DIRECTIONS. Of the lines in the listing, how many include the string "Isathil"? Write the number and nothing else.

PROVIDED DATA.
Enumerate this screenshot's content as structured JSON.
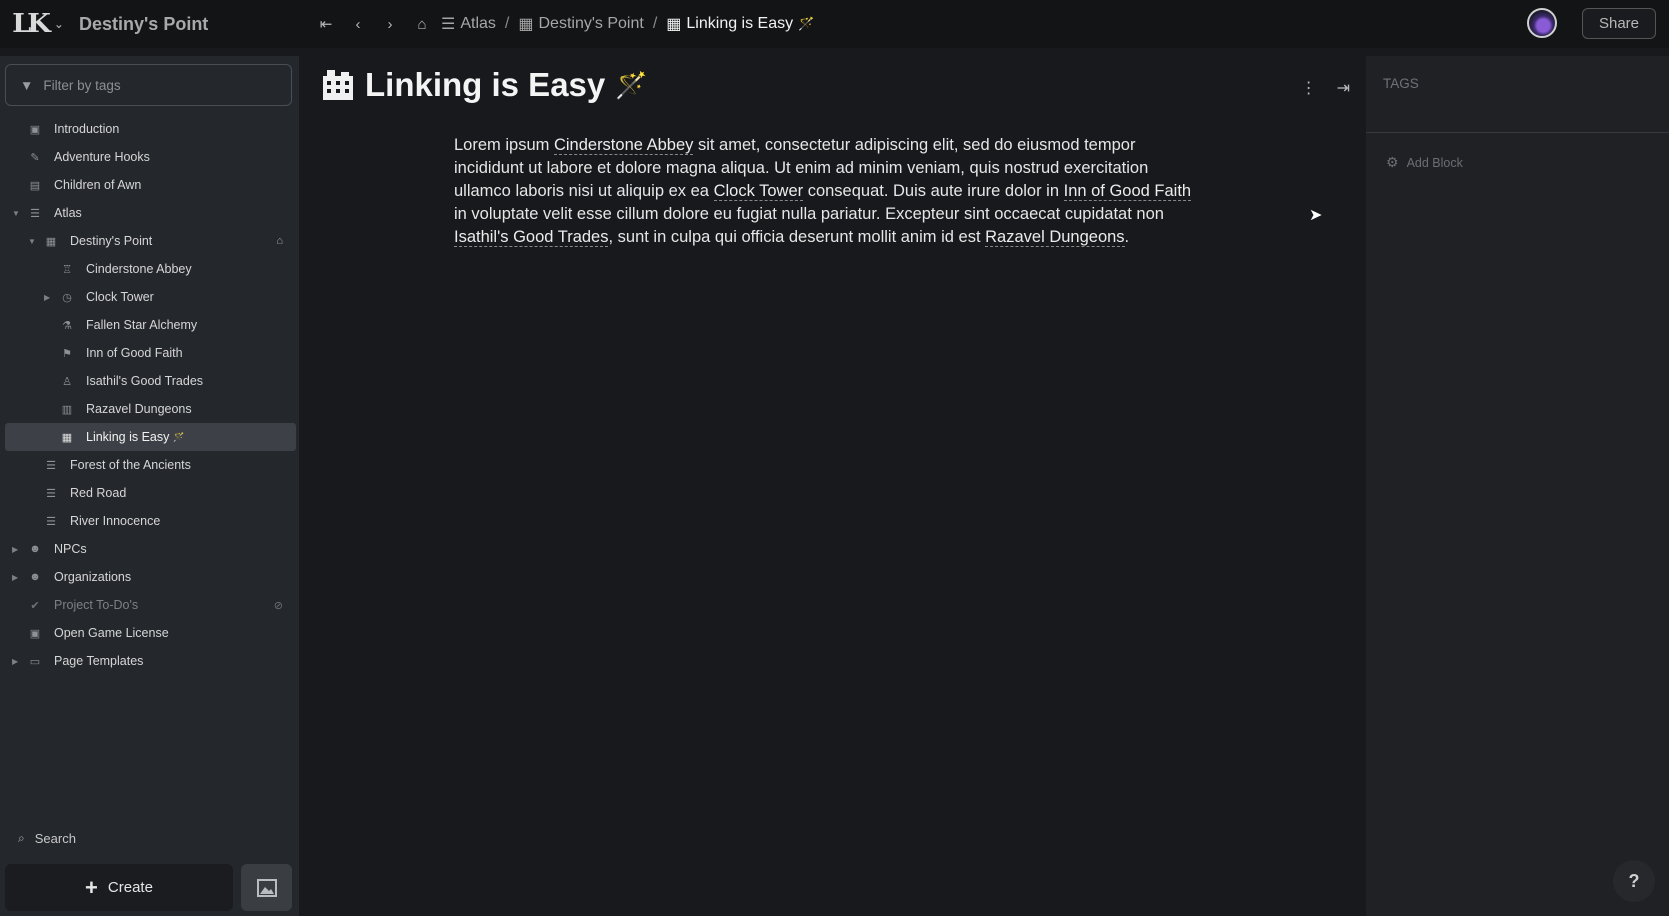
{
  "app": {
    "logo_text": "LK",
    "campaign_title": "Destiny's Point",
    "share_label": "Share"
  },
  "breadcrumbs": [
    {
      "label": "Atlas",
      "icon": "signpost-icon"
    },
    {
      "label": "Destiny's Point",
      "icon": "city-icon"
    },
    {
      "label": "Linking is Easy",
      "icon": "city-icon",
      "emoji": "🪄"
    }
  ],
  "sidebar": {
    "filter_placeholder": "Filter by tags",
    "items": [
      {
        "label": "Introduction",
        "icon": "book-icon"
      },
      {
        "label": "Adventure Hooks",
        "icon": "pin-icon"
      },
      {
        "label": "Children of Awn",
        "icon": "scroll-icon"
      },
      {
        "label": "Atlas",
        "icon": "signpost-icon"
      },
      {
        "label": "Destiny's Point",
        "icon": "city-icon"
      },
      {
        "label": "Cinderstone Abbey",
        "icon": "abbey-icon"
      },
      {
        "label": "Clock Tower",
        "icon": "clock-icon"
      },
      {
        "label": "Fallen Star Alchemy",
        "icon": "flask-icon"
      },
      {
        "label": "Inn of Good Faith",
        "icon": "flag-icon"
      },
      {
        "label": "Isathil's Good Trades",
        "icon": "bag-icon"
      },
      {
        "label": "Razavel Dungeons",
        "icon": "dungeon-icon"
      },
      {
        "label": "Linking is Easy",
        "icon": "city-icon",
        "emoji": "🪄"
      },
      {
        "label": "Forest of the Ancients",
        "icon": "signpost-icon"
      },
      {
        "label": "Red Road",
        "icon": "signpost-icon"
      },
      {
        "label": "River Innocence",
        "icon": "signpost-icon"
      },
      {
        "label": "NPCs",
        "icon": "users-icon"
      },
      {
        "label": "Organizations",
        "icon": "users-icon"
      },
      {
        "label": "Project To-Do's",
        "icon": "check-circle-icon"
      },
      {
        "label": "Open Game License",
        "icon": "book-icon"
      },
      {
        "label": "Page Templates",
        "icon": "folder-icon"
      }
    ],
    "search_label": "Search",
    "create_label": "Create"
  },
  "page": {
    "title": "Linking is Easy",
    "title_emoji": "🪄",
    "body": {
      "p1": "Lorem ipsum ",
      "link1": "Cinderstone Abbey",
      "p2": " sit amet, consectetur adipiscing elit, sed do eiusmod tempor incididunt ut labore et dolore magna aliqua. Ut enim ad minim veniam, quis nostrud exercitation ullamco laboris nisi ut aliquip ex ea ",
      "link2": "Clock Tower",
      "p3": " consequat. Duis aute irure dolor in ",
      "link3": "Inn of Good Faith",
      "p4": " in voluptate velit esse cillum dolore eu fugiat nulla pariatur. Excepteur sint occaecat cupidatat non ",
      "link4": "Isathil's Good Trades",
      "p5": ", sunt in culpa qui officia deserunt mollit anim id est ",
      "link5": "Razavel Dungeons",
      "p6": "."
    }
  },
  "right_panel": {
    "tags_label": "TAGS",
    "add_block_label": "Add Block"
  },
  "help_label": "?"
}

TASK SOLUTION. 2